* [What needs to be done]:
Locate each line of the material that contains "十月革命的胜利", then return it.

* [Task inputs]:

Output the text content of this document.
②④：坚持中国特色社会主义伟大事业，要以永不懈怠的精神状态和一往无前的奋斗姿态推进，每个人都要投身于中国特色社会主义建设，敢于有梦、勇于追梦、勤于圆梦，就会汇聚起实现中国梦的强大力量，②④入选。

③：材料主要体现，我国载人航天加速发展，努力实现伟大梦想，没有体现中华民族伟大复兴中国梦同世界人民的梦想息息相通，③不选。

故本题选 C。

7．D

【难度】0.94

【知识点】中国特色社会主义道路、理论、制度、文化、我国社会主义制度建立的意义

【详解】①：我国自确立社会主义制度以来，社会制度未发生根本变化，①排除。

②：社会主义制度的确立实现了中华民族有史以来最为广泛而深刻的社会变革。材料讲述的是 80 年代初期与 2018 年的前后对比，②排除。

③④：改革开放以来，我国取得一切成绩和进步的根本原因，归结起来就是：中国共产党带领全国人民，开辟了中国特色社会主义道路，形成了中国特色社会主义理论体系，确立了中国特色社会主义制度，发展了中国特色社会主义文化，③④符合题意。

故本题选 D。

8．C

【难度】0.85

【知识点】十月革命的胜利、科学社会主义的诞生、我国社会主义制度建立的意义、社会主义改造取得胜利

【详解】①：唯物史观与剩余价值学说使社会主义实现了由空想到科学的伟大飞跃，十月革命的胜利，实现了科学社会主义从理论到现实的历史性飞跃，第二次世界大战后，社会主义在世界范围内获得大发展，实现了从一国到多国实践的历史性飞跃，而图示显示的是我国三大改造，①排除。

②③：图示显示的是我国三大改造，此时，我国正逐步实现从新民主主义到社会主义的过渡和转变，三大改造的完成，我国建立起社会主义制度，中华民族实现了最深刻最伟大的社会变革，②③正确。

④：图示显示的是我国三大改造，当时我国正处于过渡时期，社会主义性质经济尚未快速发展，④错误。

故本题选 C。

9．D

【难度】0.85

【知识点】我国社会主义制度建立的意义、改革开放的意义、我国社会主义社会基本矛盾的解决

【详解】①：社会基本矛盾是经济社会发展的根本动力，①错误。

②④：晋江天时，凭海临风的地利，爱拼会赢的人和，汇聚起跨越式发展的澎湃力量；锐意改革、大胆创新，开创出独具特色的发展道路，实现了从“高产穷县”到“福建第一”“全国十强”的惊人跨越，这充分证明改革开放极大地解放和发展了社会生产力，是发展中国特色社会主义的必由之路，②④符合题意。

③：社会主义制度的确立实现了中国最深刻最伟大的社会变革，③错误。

* [Completed task]:
【知识点】十月革命的胜利、科学社会主义的诞生、我国社会主义制度建立的意义、社会主义改造取得胜利
【详解】①：唯物史观与剩余价值学说使社会主义实现了由空想到科学的伟大飞跃，十月革命的胜利，实现了科学社会主义从理论到现实的历史性飞跃，第二次世界大战后，社会主义在世界范围内获得大发展，实现了从一国到多国实践的历史性飞跃，而图示显示的是我国三大改造，①排除。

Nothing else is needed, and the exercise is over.